# [Work required]
Filter for the word "marker" and keep each matching line.

______________________________

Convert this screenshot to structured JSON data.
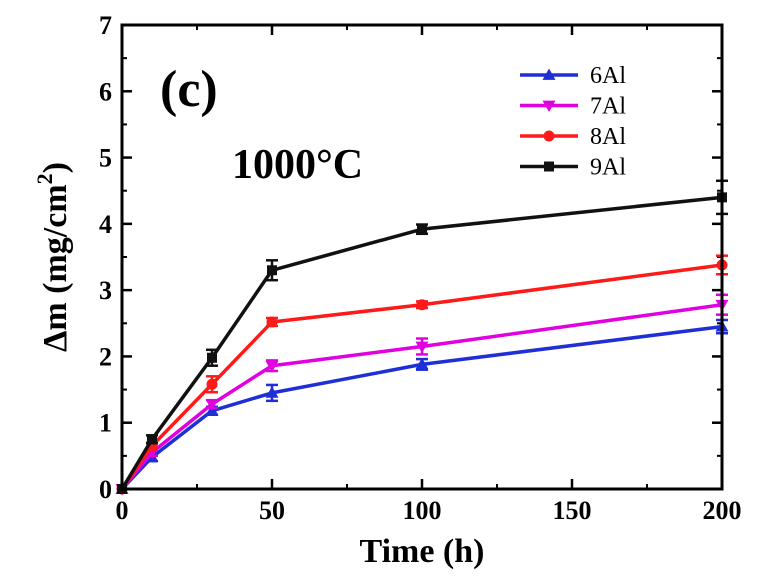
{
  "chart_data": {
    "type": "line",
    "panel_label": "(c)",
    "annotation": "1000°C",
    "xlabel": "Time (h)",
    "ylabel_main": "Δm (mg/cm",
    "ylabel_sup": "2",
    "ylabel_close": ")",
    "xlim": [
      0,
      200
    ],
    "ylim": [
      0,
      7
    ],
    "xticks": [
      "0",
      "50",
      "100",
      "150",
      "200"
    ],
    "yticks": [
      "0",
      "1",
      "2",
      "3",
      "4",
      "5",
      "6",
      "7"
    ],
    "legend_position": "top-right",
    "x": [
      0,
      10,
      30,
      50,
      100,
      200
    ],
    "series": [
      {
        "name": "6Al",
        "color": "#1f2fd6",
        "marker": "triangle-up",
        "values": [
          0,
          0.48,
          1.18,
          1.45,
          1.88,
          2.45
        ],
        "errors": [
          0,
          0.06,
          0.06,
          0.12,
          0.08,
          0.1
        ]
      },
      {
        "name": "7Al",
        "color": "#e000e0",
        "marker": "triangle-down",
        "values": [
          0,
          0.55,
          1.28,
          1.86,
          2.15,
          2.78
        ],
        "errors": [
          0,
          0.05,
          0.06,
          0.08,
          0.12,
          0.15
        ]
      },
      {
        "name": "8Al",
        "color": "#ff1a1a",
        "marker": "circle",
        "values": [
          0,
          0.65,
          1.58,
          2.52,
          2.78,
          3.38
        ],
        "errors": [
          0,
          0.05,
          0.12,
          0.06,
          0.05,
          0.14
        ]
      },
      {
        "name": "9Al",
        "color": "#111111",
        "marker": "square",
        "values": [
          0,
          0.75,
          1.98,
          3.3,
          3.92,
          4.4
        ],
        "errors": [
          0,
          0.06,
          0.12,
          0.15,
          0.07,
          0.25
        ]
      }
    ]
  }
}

______________________________

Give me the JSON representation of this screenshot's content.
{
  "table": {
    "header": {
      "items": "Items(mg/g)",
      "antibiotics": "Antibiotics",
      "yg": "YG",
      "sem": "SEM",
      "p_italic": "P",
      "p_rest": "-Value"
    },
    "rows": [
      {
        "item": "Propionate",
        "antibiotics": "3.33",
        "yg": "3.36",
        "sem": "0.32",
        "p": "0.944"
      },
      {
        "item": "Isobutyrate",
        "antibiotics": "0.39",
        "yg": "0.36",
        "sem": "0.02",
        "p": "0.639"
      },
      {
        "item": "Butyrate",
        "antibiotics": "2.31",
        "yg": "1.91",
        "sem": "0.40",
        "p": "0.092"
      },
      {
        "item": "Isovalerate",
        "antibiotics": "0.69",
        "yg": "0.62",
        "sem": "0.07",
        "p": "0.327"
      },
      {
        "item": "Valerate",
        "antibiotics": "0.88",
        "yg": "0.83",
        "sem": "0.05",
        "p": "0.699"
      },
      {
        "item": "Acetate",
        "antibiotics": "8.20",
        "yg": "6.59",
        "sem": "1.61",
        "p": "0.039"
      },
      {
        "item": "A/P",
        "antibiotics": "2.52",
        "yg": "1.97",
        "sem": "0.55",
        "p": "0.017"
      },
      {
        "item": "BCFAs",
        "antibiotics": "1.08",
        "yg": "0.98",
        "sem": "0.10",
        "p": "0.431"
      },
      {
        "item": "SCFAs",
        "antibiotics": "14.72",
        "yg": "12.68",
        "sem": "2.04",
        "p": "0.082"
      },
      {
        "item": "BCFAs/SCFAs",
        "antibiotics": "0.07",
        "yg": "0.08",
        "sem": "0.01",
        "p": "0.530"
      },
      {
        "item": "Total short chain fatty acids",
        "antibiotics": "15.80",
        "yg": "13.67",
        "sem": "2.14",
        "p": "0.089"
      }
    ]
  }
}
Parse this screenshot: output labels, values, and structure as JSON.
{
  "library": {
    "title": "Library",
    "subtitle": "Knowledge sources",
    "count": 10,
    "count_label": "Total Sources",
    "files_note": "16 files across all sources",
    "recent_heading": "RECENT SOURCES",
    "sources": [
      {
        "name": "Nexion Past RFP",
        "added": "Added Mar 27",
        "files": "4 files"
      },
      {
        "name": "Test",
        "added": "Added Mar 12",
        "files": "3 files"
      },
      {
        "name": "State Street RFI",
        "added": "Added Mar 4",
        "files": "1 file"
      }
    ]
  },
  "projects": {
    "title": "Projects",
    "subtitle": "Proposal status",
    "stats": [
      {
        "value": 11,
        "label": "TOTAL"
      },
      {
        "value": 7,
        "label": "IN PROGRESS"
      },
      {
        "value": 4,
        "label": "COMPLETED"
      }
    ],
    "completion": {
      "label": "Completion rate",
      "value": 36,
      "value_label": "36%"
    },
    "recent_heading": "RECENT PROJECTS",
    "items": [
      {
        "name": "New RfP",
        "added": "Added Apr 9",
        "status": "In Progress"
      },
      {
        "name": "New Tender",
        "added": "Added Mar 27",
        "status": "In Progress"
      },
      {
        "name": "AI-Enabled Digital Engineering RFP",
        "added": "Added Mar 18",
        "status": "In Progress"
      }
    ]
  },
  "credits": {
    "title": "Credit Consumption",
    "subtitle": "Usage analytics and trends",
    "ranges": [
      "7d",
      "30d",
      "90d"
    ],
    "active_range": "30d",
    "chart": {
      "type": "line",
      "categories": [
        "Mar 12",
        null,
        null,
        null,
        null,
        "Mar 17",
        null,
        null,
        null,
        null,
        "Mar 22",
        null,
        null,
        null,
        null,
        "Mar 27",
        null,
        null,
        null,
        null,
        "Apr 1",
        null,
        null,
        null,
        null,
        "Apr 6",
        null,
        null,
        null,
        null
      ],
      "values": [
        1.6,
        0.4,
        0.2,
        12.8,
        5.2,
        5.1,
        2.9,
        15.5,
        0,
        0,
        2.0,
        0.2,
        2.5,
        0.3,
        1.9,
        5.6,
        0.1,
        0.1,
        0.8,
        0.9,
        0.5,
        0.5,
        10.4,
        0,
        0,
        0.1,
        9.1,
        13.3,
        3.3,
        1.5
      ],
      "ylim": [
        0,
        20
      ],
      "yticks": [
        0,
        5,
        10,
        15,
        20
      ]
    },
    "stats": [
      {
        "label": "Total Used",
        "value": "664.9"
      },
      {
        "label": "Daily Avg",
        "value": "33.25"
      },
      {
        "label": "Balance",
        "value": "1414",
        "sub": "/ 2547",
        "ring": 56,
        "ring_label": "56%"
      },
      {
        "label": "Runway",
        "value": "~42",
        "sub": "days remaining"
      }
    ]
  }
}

______________________________

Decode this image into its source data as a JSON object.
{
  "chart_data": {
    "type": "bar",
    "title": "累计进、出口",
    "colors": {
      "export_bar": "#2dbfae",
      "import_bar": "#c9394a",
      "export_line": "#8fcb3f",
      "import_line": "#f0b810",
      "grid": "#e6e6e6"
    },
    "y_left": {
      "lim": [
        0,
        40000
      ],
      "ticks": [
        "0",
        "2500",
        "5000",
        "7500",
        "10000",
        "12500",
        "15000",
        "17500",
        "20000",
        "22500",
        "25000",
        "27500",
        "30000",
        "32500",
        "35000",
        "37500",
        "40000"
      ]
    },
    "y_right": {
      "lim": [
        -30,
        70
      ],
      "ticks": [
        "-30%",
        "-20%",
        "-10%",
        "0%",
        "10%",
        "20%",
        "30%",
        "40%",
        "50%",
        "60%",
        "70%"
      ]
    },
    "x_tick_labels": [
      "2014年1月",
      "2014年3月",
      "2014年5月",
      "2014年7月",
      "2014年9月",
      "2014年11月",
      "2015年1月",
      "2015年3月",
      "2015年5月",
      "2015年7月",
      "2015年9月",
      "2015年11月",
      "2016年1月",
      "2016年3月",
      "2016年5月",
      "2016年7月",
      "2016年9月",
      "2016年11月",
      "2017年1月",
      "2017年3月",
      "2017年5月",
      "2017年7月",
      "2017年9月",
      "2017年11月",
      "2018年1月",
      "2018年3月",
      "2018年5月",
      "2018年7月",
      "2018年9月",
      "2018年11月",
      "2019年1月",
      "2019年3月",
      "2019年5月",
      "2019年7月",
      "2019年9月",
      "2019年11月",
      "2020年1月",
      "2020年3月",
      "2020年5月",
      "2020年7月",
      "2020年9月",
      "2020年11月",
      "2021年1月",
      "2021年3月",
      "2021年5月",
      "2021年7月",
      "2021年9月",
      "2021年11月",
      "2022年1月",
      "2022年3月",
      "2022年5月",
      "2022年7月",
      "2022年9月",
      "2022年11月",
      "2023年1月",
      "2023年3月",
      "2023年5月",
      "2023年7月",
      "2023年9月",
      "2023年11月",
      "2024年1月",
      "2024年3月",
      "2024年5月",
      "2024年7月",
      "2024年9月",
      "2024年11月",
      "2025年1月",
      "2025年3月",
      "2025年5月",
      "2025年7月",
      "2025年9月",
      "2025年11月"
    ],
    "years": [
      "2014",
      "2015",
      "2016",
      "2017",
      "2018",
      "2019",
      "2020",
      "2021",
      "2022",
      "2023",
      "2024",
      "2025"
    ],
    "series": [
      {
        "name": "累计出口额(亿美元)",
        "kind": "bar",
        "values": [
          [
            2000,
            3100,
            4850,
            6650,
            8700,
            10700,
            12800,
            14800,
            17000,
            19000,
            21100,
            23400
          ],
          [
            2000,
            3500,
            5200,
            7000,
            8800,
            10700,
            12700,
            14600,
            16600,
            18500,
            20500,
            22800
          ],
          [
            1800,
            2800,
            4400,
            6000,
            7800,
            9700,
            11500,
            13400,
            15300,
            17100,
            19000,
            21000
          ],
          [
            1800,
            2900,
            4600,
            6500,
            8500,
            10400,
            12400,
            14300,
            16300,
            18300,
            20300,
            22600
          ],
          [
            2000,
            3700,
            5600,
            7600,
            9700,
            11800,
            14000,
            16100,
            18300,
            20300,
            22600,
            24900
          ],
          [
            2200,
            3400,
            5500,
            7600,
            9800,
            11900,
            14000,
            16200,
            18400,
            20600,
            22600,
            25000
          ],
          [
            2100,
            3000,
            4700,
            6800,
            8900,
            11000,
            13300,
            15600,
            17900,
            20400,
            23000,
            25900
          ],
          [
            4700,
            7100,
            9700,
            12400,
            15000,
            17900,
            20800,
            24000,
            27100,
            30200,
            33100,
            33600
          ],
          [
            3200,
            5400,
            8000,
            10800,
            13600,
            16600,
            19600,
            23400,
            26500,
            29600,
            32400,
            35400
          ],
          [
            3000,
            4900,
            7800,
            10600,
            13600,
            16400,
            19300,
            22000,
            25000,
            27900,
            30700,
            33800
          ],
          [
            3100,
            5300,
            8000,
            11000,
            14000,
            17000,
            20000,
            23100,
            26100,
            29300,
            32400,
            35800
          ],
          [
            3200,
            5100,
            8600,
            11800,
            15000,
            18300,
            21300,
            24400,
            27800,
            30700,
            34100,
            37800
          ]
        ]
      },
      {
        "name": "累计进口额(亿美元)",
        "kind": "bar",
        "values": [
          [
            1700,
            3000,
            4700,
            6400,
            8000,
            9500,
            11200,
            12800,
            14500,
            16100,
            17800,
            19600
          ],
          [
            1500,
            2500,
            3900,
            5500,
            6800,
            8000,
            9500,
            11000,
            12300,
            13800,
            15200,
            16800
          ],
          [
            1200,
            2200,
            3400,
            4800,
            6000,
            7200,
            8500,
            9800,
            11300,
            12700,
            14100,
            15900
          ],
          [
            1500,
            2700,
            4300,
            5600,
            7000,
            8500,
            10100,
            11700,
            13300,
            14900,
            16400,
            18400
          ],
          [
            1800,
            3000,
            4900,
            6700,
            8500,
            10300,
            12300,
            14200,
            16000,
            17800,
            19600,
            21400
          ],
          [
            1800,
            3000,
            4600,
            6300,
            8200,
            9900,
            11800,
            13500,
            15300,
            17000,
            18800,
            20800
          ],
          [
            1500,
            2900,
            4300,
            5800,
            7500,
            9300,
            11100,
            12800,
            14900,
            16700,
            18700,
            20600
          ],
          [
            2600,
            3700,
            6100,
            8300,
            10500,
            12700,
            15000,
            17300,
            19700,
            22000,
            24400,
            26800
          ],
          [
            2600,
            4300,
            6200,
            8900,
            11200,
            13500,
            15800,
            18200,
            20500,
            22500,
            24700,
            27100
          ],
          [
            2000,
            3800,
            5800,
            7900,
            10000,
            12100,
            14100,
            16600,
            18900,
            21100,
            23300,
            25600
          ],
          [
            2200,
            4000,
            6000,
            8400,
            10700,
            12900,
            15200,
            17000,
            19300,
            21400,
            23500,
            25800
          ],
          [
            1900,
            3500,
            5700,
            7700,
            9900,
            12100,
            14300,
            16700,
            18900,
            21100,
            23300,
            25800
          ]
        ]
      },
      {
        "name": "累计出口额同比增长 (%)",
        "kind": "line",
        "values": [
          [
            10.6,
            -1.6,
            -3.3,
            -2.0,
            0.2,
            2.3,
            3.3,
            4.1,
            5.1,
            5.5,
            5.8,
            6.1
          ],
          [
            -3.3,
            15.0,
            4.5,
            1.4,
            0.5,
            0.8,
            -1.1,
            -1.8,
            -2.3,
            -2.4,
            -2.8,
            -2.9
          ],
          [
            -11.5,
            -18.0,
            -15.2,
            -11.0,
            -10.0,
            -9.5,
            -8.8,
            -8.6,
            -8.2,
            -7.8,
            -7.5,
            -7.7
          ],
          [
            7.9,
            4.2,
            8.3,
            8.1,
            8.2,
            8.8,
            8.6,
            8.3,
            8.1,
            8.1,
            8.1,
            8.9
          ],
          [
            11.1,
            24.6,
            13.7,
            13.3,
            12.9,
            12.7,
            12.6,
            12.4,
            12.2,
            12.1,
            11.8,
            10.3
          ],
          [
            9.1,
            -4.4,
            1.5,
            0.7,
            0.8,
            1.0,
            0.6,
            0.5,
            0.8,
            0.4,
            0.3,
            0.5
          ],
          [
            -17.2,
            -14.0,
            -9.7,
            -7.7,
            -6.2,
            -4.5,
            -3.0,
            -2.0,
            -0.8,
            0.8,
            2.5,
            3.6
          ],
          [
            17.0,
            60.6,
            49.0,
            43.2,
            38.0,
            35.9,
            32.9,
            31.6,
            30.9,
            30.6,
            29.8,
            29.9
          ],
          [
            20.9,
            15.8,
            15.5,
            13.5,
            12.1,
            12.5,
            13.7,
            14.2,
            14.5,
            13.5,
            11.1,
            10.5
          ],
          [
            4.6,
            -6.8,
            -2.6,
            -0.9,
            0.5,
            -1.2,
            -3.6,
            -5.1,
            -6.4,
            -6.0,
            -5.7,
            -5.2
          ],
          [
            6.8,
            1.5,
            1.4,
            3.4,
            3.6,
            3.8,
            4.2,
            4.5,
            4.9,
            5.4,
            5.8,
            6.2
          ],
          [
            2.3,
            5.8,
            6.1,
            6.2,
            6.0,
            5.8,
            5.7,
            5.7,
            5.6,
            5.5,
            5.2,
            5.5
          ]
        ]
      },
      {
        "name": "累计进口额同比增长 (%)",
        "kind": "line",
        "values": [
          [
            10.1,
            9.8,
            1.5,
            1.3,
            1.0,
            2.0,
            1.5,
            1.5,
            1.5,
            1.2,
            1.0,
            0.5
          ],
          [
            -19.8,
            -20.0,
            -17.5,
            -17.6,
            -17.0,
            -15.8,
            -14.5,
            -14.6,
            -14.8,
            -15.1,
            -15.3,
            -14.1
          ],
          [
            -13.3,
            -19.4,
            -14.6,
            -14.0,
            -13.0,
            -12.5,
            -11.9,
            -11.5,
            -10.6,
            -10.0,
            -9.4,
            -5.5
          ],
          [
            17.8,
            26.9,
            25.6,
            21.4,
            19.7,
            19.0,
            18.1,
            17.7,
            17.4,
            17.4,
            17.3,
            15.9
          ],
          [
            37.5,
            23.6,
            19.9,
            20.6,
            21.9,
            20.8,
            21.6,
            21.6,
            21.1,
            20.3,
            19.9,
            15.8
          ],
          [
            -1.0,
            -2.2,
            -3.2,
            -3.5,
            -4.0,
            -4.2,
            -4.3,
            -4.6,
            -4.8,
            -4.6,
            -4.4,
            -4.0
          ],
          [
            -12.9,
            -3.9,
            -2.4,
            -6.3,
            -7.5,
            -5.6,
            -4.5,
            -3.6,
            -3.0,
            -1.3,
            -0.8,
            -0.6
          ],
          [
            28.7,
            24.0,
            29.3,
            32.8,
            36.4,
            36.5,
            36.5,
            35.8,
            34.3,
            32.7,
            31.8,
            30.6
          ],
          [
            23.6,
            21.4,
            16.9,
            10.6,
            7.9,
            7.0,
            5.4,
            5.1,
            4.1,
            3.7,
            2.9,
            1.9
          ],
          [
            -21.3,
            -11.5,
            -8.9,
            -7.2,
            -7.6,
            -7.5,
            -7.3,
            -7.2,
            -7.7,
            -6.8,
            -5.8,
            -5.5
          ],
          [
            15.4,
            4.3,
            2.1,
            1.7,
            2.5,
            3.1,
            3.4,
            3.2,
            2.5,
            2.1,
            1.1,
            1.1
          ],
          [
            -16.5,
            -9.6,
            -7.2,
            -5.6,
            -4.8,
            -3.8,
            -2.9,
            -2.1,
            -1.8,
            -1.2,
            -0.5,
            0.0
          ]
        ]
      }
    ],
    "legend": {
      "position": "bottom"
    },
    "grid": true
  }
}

______________________________

# [Exercise solution]
        "marker": "triangle-up",
        "marker": "triangle-down",
        "marker": "circle",
        "marker": "square",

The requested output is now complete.